Job: Repeat every line of the listing below exactly, minus the pictures.

......

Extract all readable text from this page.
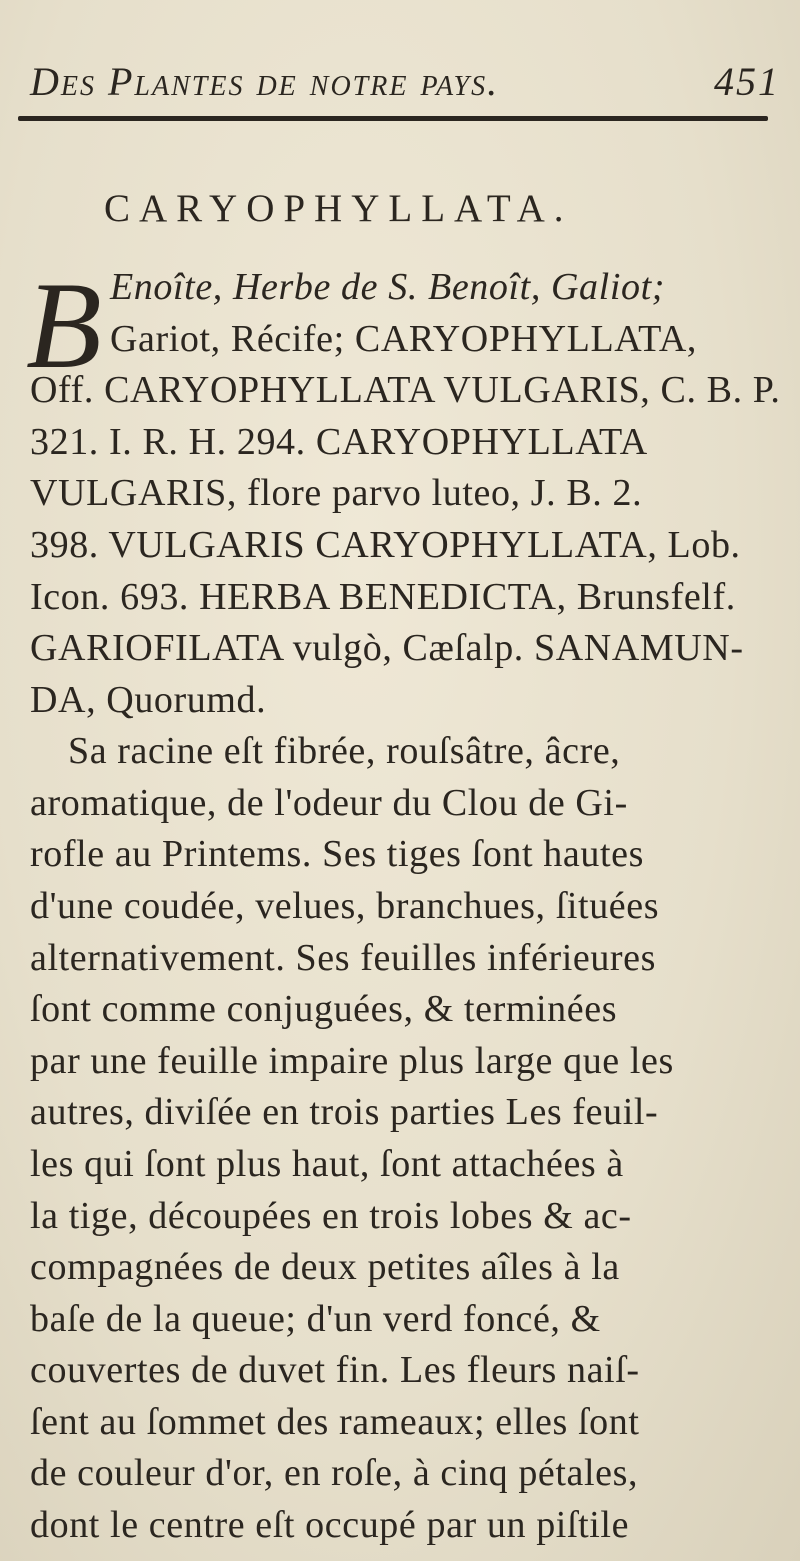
Des Plantes de notre pays.	451
CARYOPHYLLATA.
B Enoîte, Herbe de S. Benoît, Galiot;
Gariot, Récife; CARYOPHYLLATA,
Off. CARYOPHYLLATA VULGARIS, C. B. P.
321. I. R. H. 294. CARYOPHYLLATA
VULGARIS, flore parvo luteo, J. B. 2.
398. VULGARIS CARYOPHYLLATA, Lob.
Icon. 693. HERBA BENEDICTA, Brunsfelf.
GARIOFILATA vulgò, Cæſalp. SANAMUN-
DA, Quorumd.
Sa racine eſt fibrée, rouſsâtre, âcre,
aromatique, de l'odeur du Clou de Gi-
rofle au Printems. Ses tiges ſont hautes
d'une coudée, velues, branchues, ſituées
alternativement. Ses feuilles inférieures
ſont comme conjuguées, & terminées
par une feuille impaire plus large que les
autres, diviſée en trois parties Les feuil-
les qui ſont plus haut, ſont attachées à
la tige, découpées en trois lobes & ac-
compagnées de deux petites aîles à la
baſe de la queue; d'un verd foncé, &
couvertes de duvet fin. Les fleurs naiſ-
ſent au ſommet des rameaux; elles ſont
de couleur d'or, en roſe, à cinq pétales,
dont le centre eſt occupé par un piſtile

......

Response to this exercise:
Extract all readable text from this page.
Des Plantes de notre pays.	451
CARYOPHYLLATA.
B Enoîte, Herbe de S. Benoît, Galiot;
Gariot, Récife; CARYOPHYLLATA,
Off. CARYOPHYLLATA VULGARIS, C. B. P.
321. I. R. H. 294. CARYOPHYLLATA
VULGARIS, flore parvo luteo, J. B. 2.
398. VULGARIS CARYOPHYLLATA, Lob.
Icon. 693. HERBA BENEDICTA, Brunsfelf.
GARIOFILATA vulgò, Cæſalp. SANAMUN-
DA, Quorumd.
Sa racine eſt fibrée, rouſsâtre, âcre,
aromatique, de l'odeur du Clou de Gi-
rofle au Printems. Ses tiges ſont hautes
d'une coudée, velues, branchues, ſituées
alternativement. Ses feuilles inférieures
ſont comme conjuguées, & terminées
par une feuille impaire plus large que les
autres, diviſée en trois parties Les feuil-
les qui ſont plus haut, ſont attachées à
la tige, découpées en trois lobes & ac-
compagnées de deux petites aîles à la
baſe de la queue; d'un verd foncé, &
couvertes de duvet fin. Les fleurs naiſ-
ſent au ſommet des rameaux; elles ſont
de couleur d'or, en roſe, à cinq pétales,
dont le centre eſt occupé par un piſtile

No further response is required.